YOUR TASK
Retype the data below in full, keeping every character as it is.

(Document page text data)
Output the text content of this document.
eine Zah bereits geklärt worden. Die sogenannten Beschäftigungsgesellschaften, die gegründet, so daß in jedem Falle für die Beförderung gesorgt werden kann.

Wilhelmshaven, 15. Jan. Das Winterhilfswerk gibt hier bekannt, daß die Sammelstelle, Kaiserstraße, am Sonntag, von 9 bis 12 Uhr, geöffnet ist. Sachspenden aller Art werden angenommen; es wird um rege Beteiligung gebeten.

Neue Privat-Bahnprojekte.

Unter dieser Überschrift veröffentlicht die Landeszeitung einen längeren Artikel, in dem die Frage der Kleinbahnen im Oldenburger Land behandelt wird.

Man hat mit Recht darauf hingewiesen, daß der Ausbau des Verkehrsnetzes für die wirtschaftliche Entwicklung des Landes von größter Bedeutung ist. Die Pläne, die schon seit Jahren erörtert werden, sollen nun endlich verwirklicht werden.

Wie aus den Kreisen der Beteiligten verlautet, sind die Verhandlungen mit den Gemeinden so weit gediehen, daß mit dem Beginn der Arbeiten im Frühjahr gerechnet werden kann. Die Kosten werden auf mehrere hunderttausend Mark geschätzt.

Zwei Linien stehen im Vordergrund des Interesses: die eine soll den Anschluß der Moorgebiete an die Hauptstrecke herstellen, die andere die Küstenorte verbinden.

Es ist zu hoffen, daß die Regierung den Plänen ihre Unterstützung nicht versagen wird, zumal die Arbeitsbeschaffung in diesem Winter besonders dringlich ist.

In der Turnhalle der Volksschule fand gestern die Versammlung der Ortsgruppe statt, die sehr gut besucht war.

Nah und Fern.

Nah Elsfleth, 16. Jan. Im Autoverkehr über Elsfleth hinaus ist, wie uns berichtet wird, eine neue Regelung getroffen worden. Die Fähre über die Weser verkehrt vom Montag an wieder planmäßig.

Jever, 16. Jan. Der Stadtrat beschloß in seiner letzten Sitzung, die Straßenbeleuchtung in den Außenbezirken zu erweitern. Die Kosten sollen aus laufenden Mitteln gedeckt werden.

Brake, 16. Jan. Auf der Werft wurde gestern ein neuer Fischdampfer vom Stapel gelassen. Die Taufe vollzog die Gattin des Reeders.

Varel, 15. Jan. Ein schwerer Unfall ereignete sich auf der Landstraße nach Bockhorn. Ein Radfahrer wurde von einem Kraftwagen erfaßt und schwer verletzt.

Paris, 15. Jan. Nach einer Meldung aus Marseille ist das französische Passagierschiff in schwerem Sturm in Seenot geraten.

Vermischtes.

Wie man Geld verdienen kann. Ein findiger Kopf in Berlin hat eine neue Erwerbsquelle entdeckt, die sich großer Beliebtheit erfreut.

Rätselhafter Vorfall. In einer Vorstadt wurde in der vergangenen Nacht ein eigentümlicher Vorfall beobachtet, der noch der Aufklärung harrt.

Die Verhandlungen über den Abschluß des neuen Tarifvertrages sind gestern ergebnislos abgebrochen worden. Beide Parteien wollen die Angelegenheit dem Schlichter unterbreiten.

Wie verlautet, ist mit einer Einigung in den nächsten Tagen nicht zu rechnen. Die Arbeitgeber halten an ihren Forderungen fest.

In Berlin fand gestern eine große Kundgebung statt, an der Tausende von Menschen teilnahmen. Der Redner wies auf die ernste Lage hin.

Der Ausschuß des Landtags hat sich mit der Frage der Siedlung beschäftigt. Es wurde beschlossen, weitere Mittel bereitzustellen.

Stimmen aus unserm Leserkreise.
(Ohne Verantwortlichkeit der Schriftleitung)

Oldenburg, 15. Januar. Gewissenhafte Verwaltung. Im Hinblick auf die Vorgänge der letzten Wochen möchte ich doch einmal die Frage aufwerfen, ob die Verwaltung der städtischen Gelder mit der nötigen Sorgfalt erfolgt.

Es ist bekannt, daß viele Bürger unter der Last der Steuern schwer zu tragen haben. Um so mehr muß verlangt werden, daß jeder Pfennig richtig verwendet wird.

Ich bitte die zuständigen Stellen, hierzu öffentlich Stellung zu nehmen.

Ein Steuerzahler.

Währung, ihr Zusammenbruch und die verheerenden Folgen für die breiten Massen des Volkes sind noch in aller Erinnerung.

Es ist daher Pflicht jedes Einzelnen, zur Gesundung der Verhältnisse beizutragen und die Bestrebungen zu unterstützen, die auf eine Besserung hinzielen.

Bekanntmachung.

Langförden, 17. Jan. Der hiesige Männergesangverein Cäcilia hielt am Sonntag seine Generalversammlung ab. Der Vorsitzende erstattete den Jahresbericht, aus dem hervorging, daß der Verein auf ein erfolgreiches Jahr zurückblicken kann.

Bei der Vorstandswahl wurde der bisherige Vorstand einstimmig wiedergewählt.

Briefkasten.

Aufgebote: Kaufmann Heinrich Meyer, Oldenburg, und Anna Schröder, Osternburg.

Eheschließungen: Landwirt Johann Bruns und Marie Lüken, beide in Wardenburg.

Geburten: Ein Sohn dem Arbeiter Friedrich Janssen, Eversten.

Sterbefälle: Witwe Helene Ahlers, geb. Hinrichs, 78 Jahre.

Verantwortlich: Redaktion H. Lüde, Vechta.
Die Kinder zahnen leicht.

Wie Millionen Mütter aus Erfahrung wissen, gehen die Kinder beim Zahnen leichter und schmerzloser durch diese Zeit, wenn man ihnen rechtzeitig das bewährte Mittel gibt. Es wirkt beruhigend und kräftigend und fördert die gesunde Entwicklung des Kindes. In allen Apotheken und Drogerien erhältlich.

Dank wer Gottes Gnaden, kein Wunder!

TASK SOLUTION
Output the text content of this document.
eine Zah bereits geklärt worden. Die sogenannten Beschäftigungsgesellschaften, die gegründet, so daß in jedem Falle für die Beförderung gesorgt werden kann.

Wilhelmshaven, 15. Jan. Das Winterhilfswerk gibt hier bekannt, daß die Sammelstelle, Kaiserstraße, am Sonntag, von 9 bis 12 Uhr, geöffnet ist. Sachspenden aller Art werden angenommen; es wird um rege Beteiligung gebeten.

Neue Privat-Bahnprojekte.

Unter dieser Überschrift veröffentlicht die Landeszeitung einen längeren Artikel, in dem die Frage der Kleinbahnen im Oldenburger Land behandelt wird.

Man hat mit Recht darauf hingewiesen, daß der Ausbau des Verkehrsnetzes für die wirtschaftliche Entwicklung des Landes von größter Bedeutung ist. Die Pläne, die schon seit Jahren erörtert werden, sollen nun endlich verwirklicht werden.

Wie aus den Kreisen der Beteiligten verlautet, sind die Verhandlungen mit den Gemeinden so weit gediehen, daß mit dem Beginn der Arbeiten im Frühjahr gerechnet werden kann. Die Kosten werden auf mehrere hunderttausend Mark geschätzt.

Zwei Linien stehen im Vordergrund des Interesses: die eine soll den Anschluß der Moorgebiete an die Hauptstrecke herstellen, die andere die Küstenorte verbinden.

Es ist zu hoffen, daß die Regierung den Plänen ihre Unterstützung nicht versagen wird, zumal die Arbeitsbeschaffung in diesem Winter besonders dringlich ist.

In der Turnhalle der Volksschule fand gestern die Versammlung der Ortsgruppe statt, die sehr gut besucht war.

Nah und Fern.

Nah Elsfleth, 16. Jan. Im Autoverkehr über Elsfleth hinaus ist, wie uns berichtet wird, eine neue Regelung getroffen worden. Die Fähre über die Weser verkehrt vom Montag an wieder planmäßig.

Jever, 16. Jan. Der Stadtrat beschloß in seiner letzten Sitzung, die Straßenbeleuchtung in den Außenbezirken zu erweitern. Die Kosten sollen aus laufenden Mitteln gedeckt werden.

Brake, 16. Jan. Auf der Werft wurde gestern ein neuer Fischdampfer vom Stapel gelassen. Die Taufe vollzog die Gattin des Reeders.

Varel, 15. Jan. Ein schwerer Unfall ereignete sich auf der Landstraße nach Bockhorn. Ein Radfahrer wurde von einem Kraftwagen erfaßt und schwer verletzt.

Paris, 15. Jan. Nach einer Meldung aus Marseille ist das französische Passagierschiff in schwerem Sturm in Seenot geraten.

Vermischtes.

Wie man Geld verdienen kann. Ein findiger Kopf in Berlin hat eine neue Erwerbsquelle entdeckt, die sich großer Beliebtheit erfreut.

Rätselhafter Vorfall. In einer Vorstadt wurde in der vergangenen Nacht ein eigentümlicher Vorfall beobachtet, der noch der Aufklärung harrt.

Die Verhandlungen über den Abschluß des neuen Tarifvertrages sind gestern ergebnislos abgebrochen worden. Beide Parteien wollen die Angelegenheit dem Schlichter unterbreiten.

Wie verlautet, ist mit einer Einigung in den nächsten Tagen nicht zu rechnen. Die Arbeitgeber halten an ihren Forderungen fest.

In Berlin fand gestern eine große Kundgebung statt, an der Tausende von Menschen teilnahmen. Der Redner wies auf die ernste Lage hin.

Der Ausschuß des Landtags hat sich mit der Frage der Siedlung beschäftigt. Es wurde beschlossen, weitere Mittel bereitzustellen.

Stimmen aus unserm Leserkreise.
(Ohne Verantwortlichkeit der Schriftleitung)

Oldenburg, 15. Januar. Gewissenhafte Verwaltung. Im Hinblick auf die Vorgänge der letzten Wochen möchte ich doch einmal die Frage aufwerfen, ob die Verwaltung der städtischen Gelder mit der nötigen Sorgfalt erfolgt.

Es ist bekannt, daß viele Bürger unter der Last der Steuern schwer zu tragen haben. Um so mehr muß verlangt werden, daß jeder Pfennig richtig verwendet wird.

Ich bitte die zuständigen Stellen, hierzu öffentlich Stellung zu nehmen.

Ein Steuerzahler.

Währung, ihr Zusammenbruch und die verheerenden Folgen für die breiten Massen des Volkes sind noch in aller Erinnerung.

Es ist daher Pflicht jedes Einzelnen, zur Gesundung der Verhältnisse beizutragen und die Bestrebungen zu unterstützen, die auf eine Besserung hinzielen.

Bekanntmachung.

Langförden, 17. Jan. Der hiesige Männergesangverein Cäcilia hielt am Sonntag seine Generalversammlung ab. Der Vorsitzende erstattete den Jahresbericht, aus dem hervorging, daß der Verein auf ein erfolgreiches Jahr zurückblicken kann.

Bei der Vorstandswahl wurde der bisherige Vorstand einstimmig wiedergewählt.

Briefkasten.

Aufgebote: Kaufmann Heinrich Meyer, Oldenburg, und Anna Schröder, Osternburg.

Eheschließungen: Landwirt Johann Bruns und Marie Lüken, beide in Wardenburg.

Geburten: Ein Sohn dem Arbeiter Friedrich Janssen, Eversten.

Sterbefälle: Witwe Helene Ahlers, geb. Hinrichs, 78 Jahre.

Verantwortlich: Redaktion H. Lüde, Vechta.
Die Kinder zahnen leicht.

Wie Millionen Mütter aus Erfahrung wissen, gehen die Kinder beim Zahnen leichter und schmerzloser durch diese Zeit, wenn man ihnen rechtzeitig das bewährte Mittel gibt. Es wirkt beruhigend und kräftigend und fördert die gesunde Entwicklung des Kindes. In allen Apotheken und Drogerien erhältlich.

Dank wer Gottes Gnaden, kein Wunder!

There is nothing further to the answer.